▶ [Aim]:
Pull every line containing "shift" out of the material below.

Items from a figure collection
++++
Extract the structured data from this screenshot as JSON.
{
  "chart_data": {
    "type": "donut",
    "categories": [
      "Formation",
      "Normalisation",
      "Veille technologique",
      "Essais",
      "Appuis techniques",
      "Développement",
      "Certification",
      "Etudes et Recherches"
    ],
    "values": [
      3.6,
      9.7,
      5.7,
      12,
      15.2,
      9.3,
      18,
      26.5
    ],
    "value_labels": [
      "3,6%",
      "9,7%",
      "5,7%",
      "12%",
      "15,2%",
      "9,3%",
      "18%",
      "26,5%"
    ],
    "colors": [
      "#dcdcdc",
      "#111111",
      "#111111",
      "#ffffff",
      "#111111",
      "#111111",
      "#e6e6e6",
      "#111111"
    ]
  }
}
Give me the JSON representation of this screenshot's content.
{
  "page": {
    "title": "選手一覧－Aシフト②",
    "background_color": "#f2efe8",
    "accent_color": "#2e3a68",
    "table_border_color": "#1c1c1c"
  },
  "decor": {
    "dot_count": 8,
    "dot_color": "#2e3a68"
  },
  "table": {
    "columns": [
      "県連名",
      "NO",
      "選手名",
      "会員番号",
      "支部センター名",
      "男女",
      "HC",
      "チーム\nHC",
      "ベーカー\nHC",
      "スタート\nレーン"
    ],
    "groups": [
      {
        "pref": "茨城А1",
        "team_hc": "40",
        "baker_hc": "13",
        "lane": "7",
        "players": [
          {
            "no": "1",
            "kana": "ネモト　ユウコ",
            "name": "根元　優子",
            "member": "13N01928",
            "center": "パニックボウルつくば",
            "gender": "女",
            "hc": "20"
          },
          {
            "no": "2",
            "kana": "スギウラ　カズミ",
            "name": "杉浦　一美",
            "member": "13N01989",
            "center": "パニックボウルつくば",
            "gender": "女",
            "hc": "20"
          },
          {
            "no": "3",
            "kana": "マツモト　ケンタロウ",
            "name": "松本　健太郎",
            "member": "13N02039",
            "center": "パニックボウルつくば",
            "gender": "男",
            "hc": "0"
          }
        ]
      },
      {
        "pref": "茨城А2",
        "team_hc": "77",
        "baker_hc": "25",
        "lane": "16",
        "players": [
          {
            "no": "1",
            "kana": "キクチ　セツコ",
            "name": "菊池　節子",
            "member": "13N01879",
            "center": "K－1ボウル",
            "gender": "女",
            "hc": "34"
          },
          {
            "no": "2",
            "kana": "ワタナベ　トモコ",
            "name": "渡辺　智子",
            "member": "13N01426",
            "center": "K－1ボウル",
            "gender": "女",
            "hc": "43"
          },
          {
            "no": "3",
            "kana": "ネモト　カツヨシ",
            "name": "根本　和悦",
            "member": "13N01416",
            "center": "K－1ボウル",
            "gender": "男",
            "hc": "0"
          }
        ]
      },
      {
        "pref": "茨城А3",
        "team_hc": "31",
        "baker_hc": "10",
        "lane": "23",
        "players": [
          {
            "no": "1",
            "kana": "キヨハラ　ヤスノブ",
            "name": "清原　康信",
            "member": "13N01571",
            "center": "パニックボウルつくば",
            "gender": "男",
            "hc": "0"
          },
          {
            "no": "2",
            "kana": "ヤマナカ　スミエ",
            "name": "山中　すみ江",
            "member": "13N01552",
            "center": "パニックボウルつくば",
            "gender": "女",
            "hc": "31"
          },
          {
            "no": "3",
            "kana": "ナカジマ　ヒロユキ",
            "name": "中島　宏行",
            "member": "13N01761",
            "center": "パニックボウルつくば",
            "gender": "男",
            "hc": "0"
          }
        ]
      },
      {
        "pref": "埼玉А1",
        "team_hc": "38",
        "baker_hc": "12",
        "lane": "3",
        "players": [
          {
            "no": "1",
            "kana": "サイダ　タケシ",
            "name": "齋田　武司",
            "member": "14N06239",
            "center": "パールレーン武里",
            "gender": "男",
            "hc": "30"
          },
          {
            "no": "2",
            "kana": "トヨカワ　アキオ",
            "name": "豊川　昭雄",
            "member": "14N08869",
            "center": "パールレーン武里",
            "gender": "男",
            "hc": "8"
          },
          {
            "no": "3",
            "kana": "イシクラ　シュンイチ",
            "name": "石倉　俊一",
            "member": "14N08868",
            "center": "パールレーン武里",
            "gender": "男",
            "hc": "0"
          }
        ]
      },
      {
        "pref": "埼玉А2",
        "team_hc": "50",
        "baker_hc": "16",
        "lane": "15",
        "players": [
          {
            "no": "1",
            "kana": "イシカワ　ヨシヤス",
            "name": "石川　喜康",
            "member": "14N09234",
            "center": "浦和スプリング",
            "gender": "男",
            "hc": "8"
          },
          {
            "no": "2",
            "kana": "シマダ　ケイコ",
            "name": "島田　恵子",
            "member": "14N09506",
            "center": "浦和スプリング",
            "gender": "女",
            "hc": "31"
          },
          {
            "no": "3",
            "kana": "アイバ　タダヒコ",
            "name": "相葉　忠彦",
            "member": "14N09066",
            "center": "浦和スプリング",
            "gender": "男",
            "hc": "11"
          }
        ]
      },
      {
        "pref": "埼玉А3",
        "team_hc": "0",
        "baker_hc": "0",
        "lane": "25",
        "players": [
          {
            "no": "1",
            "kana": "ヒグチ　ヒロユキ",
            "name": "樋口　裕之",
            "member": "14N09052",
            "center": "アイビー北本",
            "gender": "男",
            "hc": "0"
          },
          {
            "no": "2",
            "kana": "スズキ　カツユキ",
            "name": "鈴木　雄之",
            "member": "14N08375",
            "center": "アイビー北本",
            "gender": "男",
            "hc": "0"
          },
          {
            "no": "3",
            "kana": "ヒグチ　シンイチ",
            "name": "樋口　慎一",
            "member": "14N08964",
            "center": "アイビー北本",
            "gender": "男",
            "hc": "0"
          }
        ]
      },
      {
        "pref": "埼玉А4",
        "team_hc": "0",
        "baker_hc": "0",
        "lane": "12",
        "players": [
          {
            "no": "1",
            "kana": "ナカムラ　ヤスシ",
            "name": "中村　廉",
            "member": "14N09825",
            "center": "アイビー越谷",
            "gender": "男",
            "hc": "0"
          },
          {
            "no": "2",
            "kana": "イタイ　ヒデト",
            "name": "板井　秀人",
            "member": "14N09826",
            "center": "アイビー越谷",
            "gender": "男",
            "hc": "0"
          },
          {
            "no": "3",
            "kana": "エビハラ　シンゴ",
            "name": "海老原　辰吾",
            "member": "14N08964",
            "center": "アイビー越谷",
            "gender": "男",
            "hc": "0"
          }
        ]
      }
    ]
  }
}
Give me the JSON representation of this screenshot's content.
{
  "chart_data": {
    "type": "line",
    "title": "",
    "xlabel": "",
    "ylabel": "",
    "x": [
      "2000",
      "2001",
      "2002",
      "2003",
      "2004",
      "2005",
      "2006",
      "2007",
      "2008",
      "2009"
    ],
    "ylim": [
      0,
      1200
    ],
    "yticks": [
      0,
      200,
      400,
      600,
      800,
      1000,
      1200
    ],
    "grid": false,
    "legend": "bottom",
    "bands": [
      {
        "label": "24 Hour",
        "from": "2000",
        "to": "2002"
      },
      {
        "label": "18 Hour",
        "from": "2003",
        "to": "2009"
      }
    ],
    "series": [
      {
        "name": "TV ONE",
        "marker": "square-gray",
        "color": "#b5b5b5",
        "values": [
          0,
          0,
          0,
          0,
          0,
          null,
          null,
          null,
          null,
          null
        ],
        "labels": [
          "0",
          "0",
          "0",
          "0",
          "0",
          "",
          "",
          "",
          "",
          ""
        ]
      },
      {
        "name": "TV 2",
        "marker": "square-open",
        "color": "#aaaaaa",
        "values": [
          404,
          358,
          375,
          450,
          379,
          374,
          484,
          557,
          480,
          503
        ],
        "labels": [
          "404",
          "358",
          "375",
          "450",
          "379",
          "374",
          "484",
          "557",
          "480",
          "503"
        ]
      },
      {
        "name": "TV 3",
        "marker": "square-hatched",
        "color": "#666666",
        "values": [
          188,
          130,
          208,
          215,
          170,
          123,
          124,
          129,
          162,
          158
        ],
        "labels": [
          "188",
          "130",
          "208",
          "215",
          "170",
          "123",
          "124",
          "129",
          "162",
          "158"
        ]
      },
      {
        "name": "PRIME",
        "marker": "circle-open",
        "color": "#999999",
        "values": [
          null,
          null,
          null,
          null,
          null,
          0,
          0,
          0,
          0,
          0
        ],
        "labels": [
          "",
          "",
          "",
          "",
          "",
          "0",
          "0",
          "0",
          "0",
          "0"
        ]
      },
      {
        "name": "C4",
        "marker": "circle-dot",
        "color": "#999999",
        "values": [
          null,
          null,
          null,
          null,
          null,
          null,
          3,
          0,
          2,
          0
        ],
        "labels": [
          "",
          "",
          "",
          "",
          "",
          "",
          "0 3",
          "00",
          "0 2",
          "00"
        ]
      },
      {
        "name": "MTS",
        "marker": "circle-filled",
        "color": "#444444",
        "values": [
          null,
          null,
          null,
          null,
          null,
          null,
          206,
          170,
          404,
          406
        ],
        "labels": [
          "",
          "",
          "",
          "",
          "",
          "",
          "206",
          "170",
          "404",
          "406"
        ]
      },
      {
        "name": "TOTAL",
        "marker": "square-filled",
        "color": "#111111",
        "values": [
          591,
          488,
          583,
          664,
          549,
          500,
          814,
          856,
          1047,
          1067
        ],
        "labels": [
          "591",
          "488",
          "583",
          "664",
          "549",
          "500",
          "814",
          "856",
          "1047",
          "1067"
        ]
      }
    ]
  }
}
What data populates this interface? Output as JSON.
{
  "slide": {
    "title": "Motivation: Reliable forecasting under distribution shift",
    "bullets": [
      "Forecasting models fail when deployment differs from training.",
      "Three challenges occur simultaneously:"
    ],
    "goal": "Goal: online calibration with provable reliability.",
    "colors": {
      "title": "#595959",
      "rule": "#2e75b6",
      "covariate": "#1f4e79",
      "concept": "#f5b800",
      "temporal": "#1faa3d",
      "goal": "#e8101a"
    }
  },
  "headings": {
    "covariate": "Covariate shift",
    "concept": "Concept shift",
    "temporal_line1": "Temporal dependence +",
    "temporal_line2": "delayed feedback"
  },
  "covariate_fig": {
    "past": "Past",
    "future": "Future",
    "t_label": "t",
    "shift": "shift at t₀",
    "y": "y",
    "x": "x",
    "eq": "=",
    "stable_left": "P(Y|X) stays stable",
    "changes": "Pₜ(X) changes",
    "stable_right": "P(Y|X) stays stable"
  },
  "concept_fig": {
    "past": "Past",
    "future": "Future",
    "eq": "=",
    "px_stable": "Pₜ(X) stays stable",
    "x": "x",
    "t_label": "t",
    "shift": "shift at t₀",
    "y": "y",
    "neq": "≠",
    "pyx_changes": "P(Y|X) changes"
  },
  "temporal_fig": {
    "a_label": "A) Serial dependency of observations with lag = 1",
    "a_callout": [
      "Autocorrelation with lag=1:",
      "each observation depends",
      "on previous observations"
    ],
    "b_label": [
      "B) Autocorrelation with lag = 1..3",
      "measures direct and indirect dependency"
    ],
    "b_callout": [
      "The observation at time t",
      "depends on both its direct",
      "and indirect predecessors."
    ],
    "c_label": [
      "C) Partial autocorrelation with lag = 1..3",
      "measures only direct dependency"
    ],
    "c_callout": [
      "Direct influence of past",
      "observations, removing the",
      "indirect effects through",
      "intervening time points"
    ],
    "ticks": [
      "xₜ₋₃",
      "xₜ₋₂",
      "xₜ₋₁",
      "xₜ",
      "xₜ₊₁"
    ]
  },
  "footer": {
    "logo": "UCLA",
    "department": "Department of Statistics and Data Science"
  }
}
++++
▶ [Response]:
    "title": "Motivation: Reliable forecasting under distribution shift",
    "covariate": "Covariate shift",
    "concept": "Concept shift",
    "shift": "shift at t₀",
    "shift": "shift at t₀",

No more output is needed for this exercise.